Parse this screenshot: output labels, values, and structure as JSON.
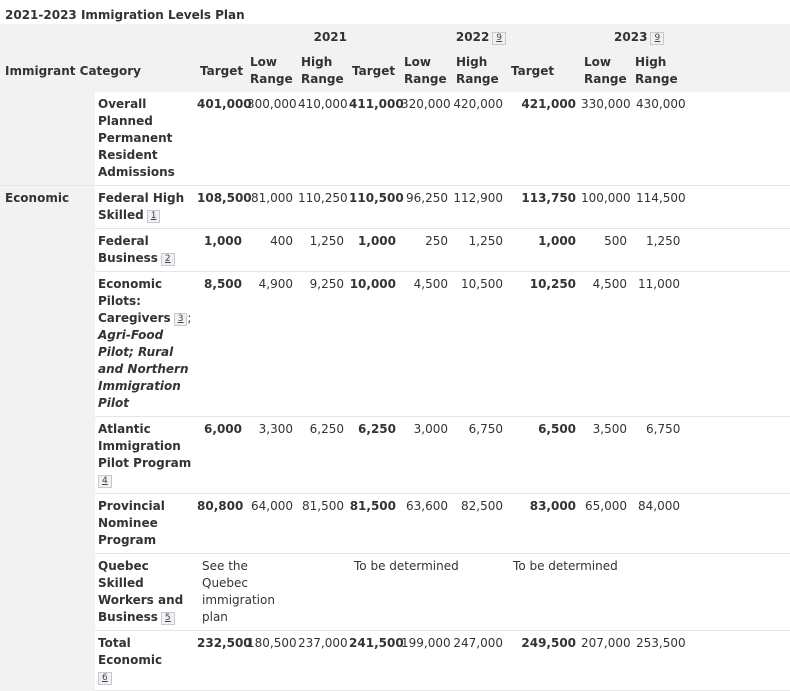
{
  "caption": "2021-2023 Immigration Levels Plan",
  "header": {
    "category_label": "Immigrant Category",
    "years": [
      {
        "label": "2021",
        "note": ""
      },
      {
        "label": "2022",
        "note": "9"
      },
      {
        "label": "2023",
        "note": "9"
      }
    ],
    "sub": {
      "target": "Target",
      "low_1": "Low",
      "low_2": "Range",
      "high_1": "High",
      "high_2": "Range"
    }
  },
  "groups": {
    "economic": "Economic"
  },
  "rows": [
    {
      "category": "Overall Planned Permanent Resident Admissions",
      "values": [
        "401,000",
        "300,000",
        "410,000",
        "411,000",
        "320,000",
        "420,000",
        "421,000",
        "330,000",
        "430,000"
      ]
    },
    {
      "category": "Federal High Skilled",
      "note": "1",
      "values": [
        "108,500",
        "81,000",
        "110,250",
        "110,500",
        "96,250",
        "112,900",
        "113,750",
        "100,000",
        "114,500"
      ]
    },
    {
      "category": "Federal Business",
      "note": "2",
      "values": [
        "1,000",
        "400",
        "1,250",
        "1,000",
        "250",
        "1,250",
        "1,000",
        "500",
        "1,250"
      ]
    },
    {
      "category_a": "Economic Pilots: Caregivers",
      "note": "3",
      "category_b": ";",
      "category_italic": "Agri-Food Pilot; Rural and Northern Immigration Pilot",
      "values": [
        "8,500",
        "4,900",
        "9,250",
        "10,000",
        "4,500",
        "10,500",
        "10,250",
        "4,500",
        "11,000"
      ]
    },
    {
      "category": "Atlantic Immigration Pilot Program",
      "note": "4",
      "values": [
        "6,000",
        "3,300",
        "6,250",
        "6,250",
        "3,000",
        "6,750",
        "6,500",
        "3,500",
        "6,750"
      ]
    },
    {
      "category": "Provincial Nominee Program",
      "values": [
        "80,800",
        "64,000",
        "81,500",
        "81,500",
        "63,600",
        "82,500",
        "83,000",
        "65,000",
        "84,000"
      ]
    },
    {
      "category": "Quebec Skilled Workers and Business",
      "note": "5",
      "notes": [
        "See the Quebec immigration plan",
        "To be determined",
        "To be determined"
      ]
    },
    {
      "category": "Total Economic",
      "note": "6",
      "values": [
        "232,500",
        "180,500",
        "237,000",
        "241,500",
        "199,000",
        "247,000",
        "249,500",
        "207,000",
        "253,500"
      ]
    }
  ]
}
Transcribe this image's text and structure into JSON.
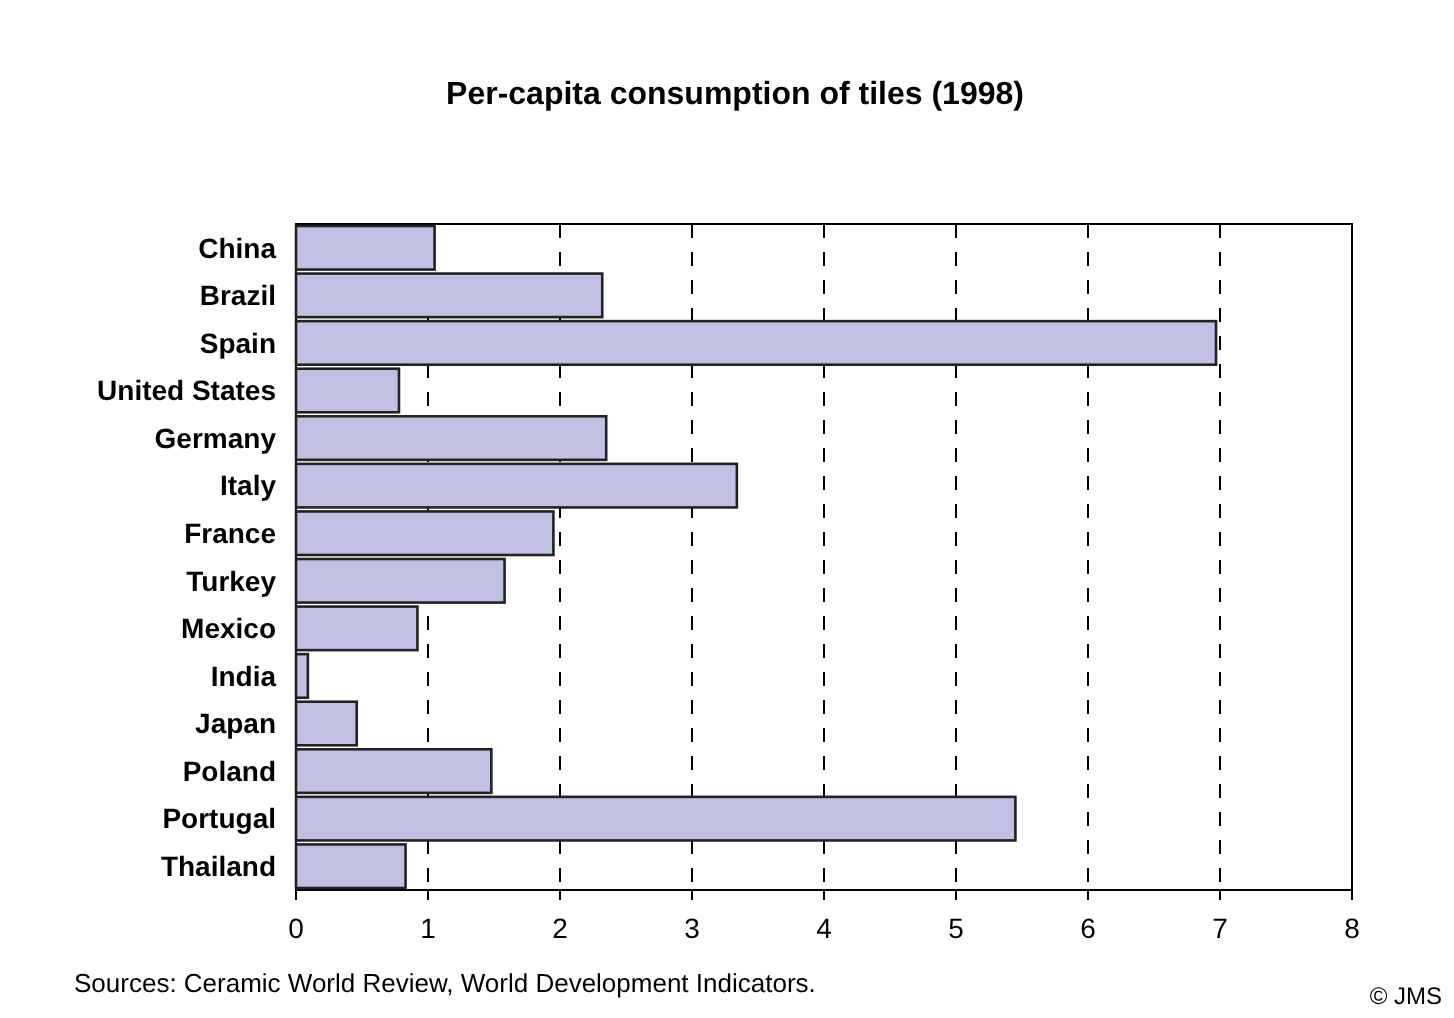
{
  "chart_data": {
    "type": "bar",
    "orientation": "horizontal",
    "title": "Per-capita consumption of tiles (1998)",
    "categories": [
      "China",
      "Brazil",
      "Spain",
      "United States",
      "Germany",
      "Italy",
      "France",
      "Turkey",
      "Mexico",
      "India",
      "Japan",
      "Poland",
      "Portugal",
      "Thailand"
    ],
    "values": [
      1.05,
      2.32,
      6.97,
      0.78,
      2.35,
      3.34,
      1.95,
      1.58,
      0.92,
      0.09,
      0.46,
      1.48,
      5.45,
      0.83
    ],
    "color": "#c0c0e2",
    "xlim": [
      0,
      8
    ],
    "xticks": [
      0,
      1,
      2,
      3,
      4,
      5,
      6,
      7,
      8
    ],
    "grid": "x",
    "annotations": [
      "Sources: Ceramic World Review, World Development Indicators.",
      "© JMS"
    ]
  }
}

### What to do:
Each record must be quoted in full and exactly. Do not include the pictures.

### Output below:
Parse this screenshot: output labels, values, and structure as JSON.
{
  "caption": "2021-2023 Immigration Levels Plan",
  "header": {
    "category_label": "Immigrant Category",
    "years": [
      {
        "label": "2021",
        "note": ""
      },
      {
        "label": "2022",
        "note": "9"
      },
      {
        "label": "2023",
        "note": "9"
      }
    ],
    "sub": {
      "target": "Target",
      "low_1": "Low",
      "low_2": "Range",
      "high_1": "High",
      "high_2": "Range"
    }
  },
  "groups": {
    "economic": "Economic"
  },
  "rows": [
    {
      "category": "Overall Planned Permanent Resident Admissions",
      "values": [
        "401,000",
        "300,000",
        "410,000",
        "411,000",
        "320,000",
        "420,000",
        "421,000",
        "330,000",
        "430,000"
      ]
    },
    {
      "category": "Federal High Skilled",
      "note": "1",
      "values": [
        "108,500",
        "81,000",
        "110,250",
        "110,500",
        "96,250",
        "112,900",
        "113,750",
        "100,000",
        "114,500"
      ]
    },
    {
      "category": "Federal Business",
      "note": "2",
      "values": [
        "1,000",
        "400",
        "1,250",
        "1,000",
        "250",
        "1,250",
        "1,000",
        "500",
        "1,250"
      ]
    },
    {
      "category_a": "Economic Pilots: Caregivers",
      "note": "3",
      "category_b": ";",
      "category_italic": "Agri-Food Pilot; Rural and Northern Immigration Pilot",
      "values": [
        "8,500",
        "4,900",
        "9,250",
        "10,000",
        "4,500",
        "10,500",
        "10,250",
        "4,500",
        "11,000"
      ]
    },
    {
      "category": "Atlantic Immigration Pilot Program",
      "note": "4",
      "values": [
        "6,000",
        "3,300",
        "6,250",
        "6,250",
        "3,000",
        "6,750",
        "6,500",
        "3,500",
        "6,750"
      ]
    },
    {
      "category": "Provincial Nominee Program",
      "values": [
        "80,800",
        "64,000",
        "81,500",
        "81,500",
        "63,600",
        "82,500",
        "83,000",
        "65,000",
        "84,000"
      ]
    },
    {
      "category": "Quebec Skilled Workers and Business",
      "note": "5",
      "notes": [
        "See the Quebec immigration plan",
        "To be determined",
        "To be determined"
      ]
    },
    {
      "category": "Total Economic",
      "note": "6",
      "values": [
        "232,500",
        "180,500",
        "237,000",
        "241,500",
        "199,000",
        "247,000",
        "249,500",
        "207,000",
        "253,500"
      ]
    }
  ]
}
Transcribe this image's text and structure into JSON.
{
  "chart_data": {
    "type": "bar",
    "orientation": "horizontal",
    "title": "Per-capita consumption of tiles (1998)",
    "categories": [
      "China",
      "Brazil",
      "Spain",
      "United States",
      "Germany",
      "Italy",
      "France",
      "Turkey",
      "Mexico",
      "India",
      "Japan",
      "Poland",
      "Portugal",
      "Thailand"
    ],
    "values": [
      1.05,
      2.32,
      6.97,
      0.78,
      2.35,
      3.34,
      1.95,
      1.58,
      0.92,
      0.09,
      0.46,
      1.48,
      5.45,
      0.83
    ],
    "color": "#c0c0e2",
    "xlim": [
      0,
      8
    ],
    "xticks": [
      0,
      1,
      2,
      3,
      4,
      5,
      6,
      7,
      8
    ],
    "grid": "x",
    "annotations": [
      "Sources: Ceramic World Review, World Development Indicators.",
      "© JMS"
    ]
  }
}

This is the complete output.